▶ _WORK TO DO_:
Look through the records below and collect all lines that hold the string "days".

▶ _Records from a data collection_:
----------------
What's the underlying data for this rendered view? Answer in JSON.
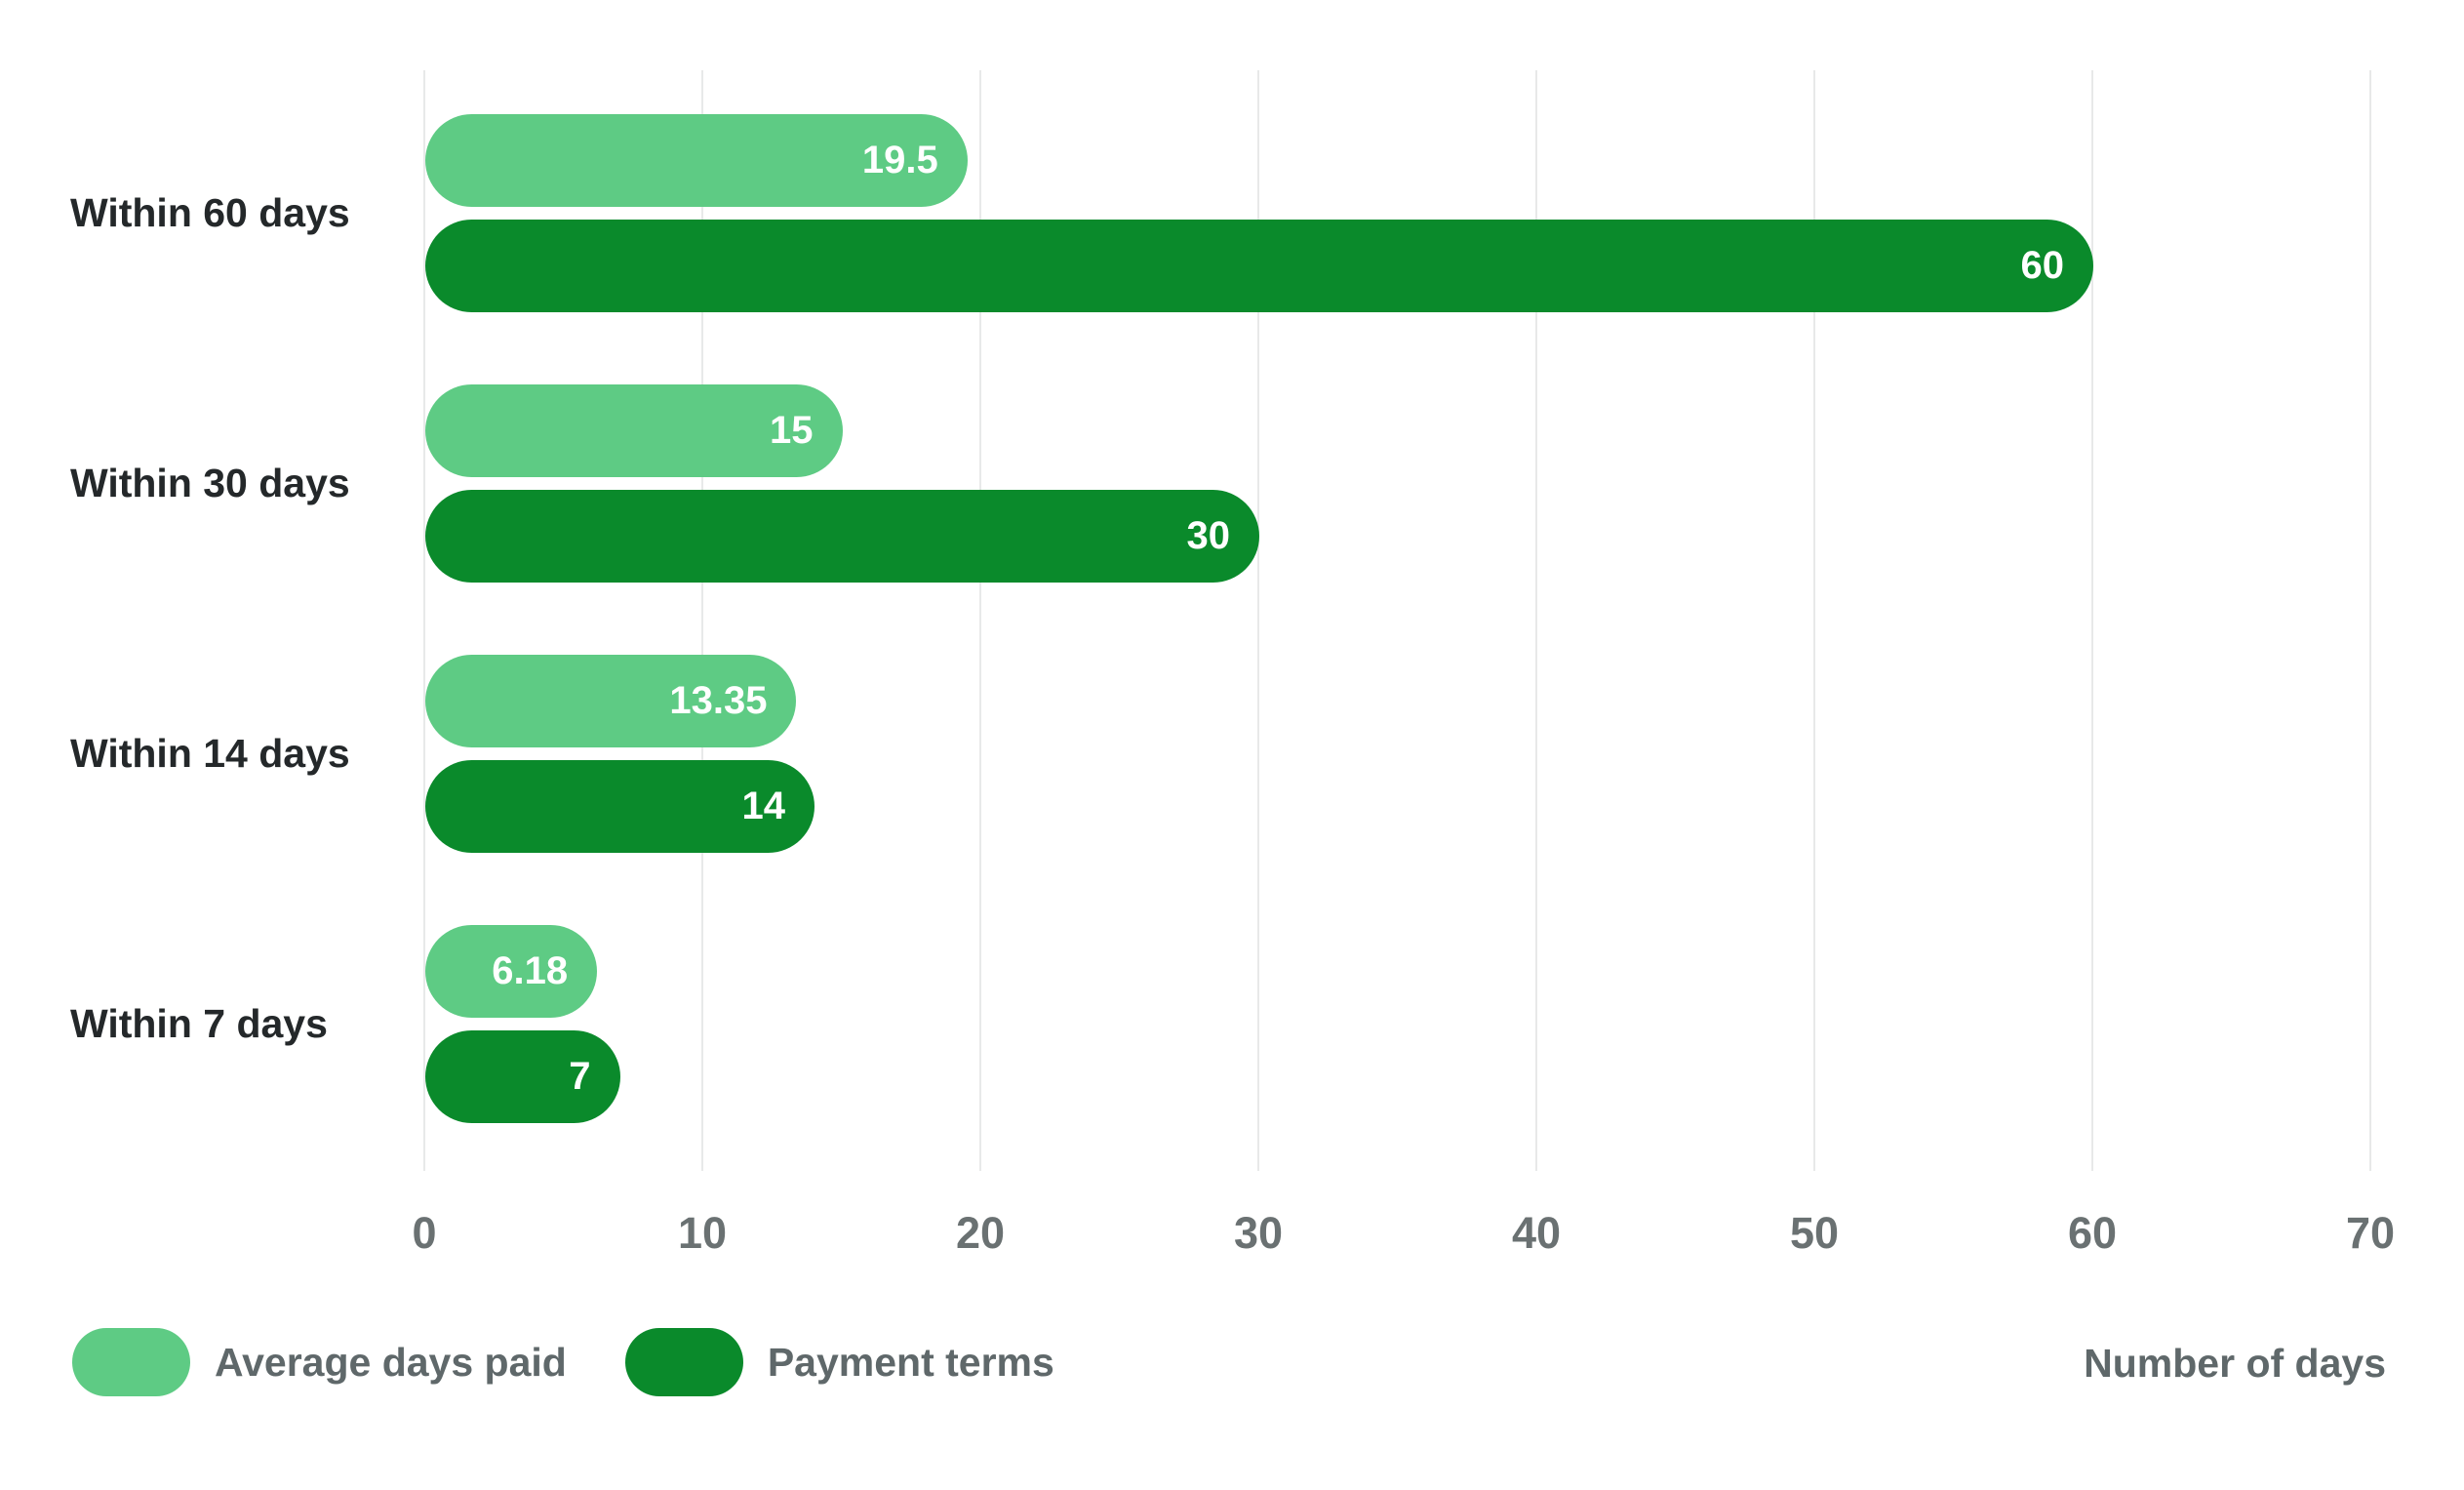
{
  "chart_data": {
    "type": "bar",
    "orientation": "horizontal",
    "title": "",
    "xlabel": "Number of days",
    "ylabel": "",
    "categories": [
      "Within 60 days",
      "Within 30 days",
      "Within 14 days",
      "Within 7 days"
    ],
    "series": [
      {
        "name": "Average days paid",
        "color": "#5ECB84",
        "values": [
          19.5,
          15,
          13.35,
          6.18
        ],
        "value_labels": [
          "19.5",
          "15",
          "13.35",
          "6.18"
        ]
      },
      {
        "name": "Payment terms",
        "color": "#0A8A2B",
        "values": [
          60,
          30,
          14,
          7
        ],
        "value_labels": [
          "60",
          "30",
          "14",
          "7"
        ]
      }
    ],
    "x_ticks": [
      0,
      10,
      20,
      30,
      40,
      50,
      60,
      70
    ],
    "xlim": [
      0,
      70
    ],
    "grid": "vertical-gridlines",
    "gridline_color": "#E8E9E9",
    "value_label_position": "inside-end",
    "value_label_color": "#ffffff",
    "legend_position": "bottom-left",
    "axis_title_position": "bottom-right"
  }
}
----------------
▶ _SOLUTION TO THIS PROBLEM_:
    "xlabel": "Number of days",
      "Within 60 days",
      "Within 30 days",
      "Within 14 days",
      "Within 7 days"
        "name": "Average days paid",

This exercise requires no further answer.